**Work to be completed:** Leave out the pictures and repeat the data exactly.

Figure collection entries
# # # # #

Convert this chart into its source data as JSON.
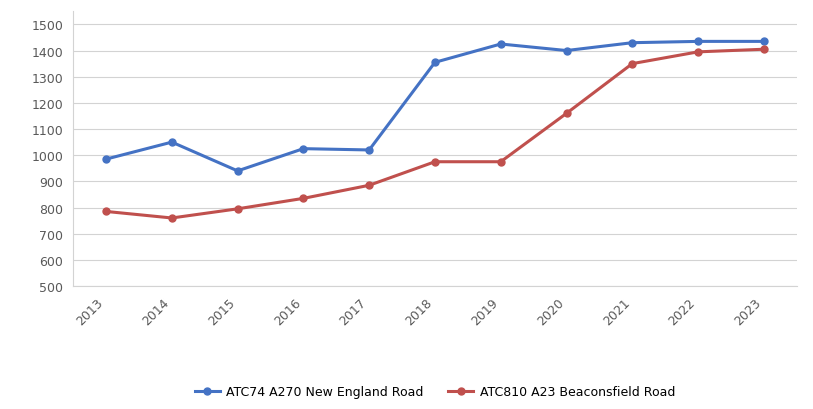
{
  "years": [
    2013,
    2014,
    2015,
    2016,
    2017,
    2018,
    2019,
    2020,
    2021,
    2022,
    2023
  ],
  "blue_series": {
    "label": "ATC74 A270 New England Road",
    "values": [
      985,
      1050,
      940,
      1025,
      1020,
      1355,
      1425,
      1400,
      1430,
      1435,
      1435
    ],
    "color": "#4472C4",
    "marker": "o"
  },
  "red_series": {
    "label": "ATC810 A23 Beaconsfield Road",
    "values": [
      785,
      760,
      795,
      835,
      885,
      975,
      975,
      1160,
      1350,
      1395,
      1405
    ],
    "color": "#C0504D",
    "marker": "o"
  },
  "ylim": [
    500,
    1550
  ],
  "yticks": [
    500,
    600,
    700,
    800,
    900,
    1000,
    1100,
    1200,
    1300,
    1400,
    1500
  ],
  "grid_color": "#D3D3D3",
  "background_color": "#FFFFFF",
  "linewidth": 2.2,
  "markersize": 5
}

# # # # #

**Exercise response:**
Convert this chart into its source data as JSON.
{
  "years": [
    2013,
    2014,
    2015,
    2016,
    2017,
    2018,
    2019,
    2020,
    2021,
    2022,
    2023
  ],
  "blue_series": {
    "label": "ATC74 A270 New England Road",
    "values": [
      985,
      1050,
      940,
      1025,
      1020,
      1355,
      1425,
      1400,
      1430,
      1435,
      1435
    ],
    "color": "#4472C4",
    "marker": "o"
  },
  "red_series": {
    "label": "ATC810 A23 Beaconsfield Road",
    "values": [
      785,
      760,
      795,
      835,
      885,
      975,
      975,
      1160,
      1350,
      1395,
      1405
    ],
    "color": "#C0504D",
    "marker": "o"
  },
  "ylim": [
    500,
    1550
  ],
  "yticks": [
    500,
    600,
    700,
    800,
    900,
    1000,
    1100,
    1200,
    1300,
    1400,
    1500
  ],
  "grid_color": "#D3D3D3",
  "background_color": "#FFFFFF",
  "linewidth": 2.2,
  "markersize": 5
}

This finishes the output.